* EXERCISE REQUIREMENTS *
Every line of the data must be copied exactly.

* RECORDS PROVIDED *
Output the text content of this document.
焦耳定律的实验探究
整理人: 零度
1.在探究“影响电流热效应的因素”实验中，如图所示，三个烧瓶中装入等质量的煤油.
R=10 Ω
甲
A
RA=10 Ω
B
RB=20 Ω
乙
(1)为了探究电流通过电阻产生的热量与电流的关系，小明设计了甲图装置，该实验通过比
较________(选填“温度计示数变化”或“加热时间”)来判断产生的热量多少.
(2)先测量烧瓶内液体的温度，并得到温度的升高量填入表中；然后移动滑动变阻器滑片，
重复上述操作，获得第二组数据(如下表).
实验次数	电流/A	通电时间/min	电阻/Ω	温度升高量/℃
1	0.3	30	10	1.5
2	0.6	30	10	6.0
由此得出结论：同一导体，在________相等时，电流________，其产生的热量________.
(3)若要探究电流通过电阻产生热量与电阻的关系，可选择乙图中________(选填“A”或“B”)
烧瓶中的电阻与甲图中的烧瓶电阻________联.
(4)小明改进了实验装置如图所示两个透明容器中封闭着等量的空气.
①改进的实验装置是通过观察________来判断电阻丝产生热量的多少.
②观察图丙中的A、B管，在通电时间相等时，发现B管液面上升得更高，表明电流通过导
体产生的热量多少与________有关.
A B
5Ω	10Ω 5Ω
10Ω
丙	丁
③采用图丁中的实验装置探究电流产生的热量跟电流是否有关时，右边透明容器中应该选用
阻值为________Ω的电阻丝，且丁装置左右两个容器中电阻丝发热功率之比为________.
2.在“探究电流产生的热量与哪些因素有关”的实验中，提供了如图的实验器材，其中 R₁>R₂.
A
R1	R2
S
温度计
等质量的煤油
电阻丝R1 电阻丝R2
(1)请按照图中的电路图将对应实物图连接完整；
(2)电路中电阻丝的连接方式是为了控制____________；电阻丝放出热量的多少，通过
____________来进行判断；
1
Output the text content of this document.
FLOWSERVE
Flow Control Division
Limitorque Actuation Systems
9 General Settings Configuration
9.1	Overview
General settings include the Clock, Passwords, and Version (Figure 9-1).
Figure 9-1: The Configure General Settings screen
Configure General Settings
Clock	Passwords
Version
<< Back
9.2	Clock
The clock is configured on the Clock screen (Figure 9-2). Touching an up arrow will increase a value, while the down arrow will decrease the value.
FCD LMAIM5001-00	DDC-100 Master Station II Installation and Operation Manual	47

* EXERCISE ANSWER *
Output the text content of this document.
焦耳定律的实验探究
整理人: 零度
1.在探究“影响电流热效应的因素”实验中，如图所示，三个烧瓶中装入等质量的煤油.
R=10 Ω
甲
A
RA=10 Ω
B
RB=20 Ω
乙
(1)为了探究电流通过电阻产生的热量与电流的关系，小明设计了甲图装置，该实验通过比
较________(选填“温度计示数变化”或“加热时间”)来判断产生的热量多少.
(2)先测量烧瓶内液体的温度，并得到温度的升高量填入表中；然后移动滑动变阻器滑片，
重复上述操作，获得第二组数据(如下表).
实验次数	电流/A	通电时间/min	电阻/Ω	温度升高量/℃
1	0.3	30	10	1.5
2	0.6	30	10	6.0
由此得出结论：同一导体，在________相等时，电流________，其产生的热量________.
(3)若要探究电流通过电阻产生热量与电阻的关系，可选择乙图中________(选填“A”或“B”)
烧瓶中的电阻与甲图中的烧瓶电阻________联.
(4)小明改进了实验装置如图所示两个透明容器中封闭着等量的空气.
①改进的实验装置是通过观察________来判断电阻丝产生热量的多少.
②观察图丙中的A、B管，在通电时间相等时，发现B管液面上升得更高，表明电流通过导
体产生的热量多少与________有关.
A B
5Ω	10Ω 5Ω
10Ω
丙	丁
③采用图丁中的实验装置探究电流产生的热量跟电流是否有关时，右边透明容器中应该选用
阻值为________Ω的电阻丝，且丁装置左右两个容器中电阻丝发热功率之比为________.
2.在“探究电流产生的热量与哪些因素有关”的实验中，提供了如图的实验器材，其中 R₁>R₂.
A
R1	R2
S
温度计
等质量的煤油
电阻丝R1 电阻丝R2
(1)请按照图中的电路图将对应实物图连接完整；
(2)电路中电阻丝的连接方式是为了控制____________；电阻丝放出热量的多少，通过
____________来进行判断；
1
Output the text content of this document.
FLOWSERVE
Flow Control Division
Limitorque Actuation Systems
9 General Settings Configuration
9.1	Overview
General settings include the Clock, Passwords, and Version (Figure 9-1).
Figure 9-1: The Configure General Settings screen
Configure General Settings
Clock	Passwords
Version
<< Back
9.2	Clock
The clock is configured on the Clock screen (Figure 9-2). Touching an up arrow will increase a value, while the down arrow will decrease the value.
FCD LMAIM5001-00	DDC-100 Master Station II Installation and Operation Manual	47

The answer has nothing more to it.